[Task description]: Filter the entries below, keeping every line that has the word "note".
— start Supplied data —
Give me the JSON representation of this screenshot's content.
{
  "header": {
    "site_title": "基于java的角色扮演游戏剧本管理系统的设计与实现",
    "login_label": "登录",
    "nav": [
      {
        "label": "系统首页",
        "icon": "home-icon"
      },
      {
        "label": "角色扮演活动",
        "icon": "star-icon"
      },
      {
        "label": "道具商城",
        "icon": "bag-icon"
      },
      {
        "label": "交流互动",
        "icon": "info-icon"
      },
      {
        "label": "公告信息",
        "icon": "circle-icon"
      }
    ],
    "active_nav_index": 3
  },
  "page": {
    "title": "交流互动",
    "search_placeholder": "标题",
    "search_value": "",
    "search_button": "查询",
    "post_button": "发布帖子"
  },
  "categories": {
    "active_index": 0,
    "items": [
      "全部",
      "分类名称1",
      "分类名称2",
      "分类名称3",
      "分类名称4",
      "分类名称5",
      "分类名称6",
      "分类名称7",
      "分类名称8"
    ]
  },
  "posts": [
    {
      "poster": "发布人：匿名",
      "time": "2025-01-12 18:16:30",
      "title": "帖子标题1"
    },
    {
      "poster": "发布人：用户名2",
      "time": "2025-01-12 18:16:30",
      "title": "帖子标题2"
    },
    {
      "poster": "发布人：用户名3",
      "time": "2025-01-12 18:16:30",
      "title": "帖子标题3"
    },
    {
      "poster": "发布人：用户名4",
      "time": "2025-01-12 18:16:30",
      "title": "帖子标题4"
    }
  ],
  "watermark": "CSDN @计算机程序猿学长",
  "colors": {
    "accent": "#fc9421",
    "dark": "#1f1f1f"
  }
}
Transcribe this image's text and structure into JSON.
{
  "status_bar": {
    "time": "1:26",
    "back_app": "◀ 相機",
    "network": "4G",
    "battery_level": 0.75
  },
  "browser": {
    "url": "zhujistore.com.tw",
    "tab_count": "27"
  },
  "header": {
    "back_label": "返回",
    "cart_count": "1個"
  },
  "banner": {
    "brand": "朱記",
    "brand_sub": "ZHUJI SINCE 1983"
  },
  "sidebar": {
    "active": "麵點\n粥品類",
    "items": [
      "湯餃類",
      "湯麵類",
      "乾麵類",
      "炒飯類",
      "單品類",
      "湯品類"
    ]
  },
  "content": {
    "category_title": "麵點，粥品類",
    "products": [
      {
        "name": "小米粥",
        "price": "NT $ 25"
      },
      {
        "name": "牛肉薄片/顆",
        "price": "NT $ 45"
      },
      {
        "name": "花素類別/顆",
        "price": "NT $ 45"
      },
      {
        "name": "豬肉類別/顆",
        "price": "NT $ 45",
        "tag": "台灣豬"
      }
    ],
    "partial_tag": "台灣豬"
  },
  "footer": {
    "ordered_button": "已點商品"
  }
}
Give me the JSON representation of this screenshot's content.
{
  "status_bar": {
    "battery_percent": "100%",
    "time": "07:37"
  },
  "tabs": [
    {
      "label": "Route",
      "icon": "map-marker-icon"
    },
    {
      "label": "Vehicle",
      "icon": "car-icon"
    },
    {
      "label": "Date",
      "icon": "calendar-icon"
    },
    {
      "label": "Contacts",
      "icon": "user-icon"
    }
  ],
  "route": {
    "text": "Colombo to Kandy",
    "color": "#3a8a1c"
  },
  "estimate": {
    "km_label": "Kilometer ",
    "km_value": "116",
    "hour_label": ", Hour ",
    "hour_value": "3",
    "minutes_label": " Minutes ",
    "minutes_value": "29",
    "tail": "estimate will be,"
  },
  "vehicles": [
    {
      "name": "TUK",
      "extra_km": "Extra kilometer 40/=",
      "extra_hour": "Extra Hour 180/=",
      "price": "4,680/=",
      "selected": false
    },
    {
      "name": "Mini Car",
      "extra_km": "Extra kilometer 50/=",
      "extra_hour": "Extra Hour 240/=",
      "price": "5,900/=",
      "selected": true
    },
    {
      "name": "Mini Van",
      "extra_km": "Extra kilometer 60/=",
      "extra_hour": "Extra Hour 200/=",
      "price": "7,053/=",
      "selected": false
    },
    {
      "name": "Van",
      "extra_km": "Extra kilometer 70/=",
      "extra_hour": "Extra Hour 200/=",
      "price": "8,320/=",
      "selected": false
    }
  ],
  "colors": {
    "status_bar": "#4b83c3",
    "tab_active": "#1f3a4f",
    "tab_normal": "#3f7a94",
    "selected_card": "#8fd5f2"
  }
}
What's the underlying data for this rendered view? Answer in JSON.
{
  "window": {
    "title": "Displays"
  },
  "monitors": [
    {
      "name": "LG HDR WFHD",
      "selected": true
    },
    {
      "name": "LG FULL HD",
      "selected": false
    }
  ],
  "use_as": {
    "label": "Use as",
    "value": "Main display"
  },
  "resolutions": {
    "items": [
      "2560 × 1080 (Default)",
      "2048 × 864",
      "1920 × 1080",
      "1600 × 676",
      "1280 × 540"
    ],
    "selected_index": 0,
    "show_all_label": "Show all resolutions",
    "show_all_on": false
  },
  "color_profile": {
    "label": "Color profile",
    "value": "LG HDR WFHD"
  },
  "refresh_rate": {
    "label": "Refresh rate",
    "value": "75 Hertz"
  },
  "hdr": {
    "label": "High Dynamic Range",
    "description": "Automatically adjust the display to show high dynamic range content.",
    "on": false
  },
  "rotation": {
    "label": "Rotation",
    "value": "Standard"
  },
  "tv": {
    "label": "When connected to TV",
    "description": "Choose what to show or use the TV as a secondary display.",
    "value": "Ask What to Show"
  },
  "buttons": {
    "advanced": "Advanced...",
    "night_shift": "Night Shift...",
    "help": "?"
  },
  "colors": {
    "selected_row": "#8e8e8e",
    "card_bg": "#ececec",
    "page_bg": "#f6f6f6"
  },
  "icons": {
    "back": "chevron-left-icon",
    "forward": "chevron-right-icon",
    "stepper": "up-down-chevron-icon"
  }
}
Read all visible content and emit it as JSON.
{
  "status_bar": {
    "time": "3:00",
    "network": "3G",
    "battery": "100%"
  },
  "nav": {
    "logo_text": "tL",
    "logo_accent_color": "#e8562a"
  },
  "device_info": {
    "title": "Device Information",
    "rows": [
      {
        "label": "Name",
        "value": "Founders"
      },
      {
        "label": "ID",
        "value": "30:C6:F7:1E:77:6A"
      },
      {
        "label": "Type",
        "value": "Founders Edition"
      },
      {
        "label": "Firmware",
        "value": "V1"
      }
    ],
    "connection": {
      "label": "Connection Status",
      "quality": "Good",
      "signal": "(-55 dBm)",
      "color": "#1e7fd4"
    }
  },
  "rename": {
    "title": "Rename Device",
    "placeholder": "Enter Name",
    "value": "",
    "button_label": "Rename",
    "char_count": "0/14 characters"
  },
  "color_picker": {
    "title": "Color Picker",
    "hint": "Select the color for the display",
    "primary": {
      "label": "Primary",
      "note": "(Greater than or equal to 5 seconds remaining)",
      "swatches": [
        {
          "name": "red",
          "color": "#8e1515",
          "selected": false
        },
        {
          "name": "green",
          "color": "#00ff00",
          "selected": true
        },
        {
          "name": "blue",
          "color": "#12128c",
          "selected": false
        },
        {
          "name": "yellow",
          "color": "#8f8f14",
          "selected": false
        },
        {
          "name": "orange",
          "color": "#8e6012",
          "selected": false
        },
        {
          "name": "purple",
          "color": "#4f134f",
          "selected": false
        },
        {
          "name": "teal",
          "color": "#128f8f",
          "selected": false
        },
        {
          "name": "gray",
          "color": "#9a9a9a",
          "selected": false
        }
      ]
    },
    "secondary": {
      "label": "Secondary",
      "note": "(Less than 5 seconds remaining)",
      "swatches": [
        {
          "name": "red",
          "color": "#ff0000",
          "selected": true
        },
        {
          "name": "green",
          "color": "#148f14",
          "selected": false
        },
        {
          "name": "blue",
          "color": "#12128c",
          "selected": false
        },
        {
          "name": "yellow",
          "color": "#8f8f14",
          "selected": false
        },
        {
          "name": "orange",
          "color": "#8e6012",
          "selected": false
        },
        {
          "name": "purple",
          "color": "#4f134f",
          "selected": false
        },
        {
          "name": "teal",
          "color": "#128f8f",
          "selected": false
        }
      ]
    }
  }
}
— end Supplied data —
[Response below]:
      "note": "(Greater than or equal to 5 seconds remaining)",
      "note": "(Less than 5 seconds remaining)",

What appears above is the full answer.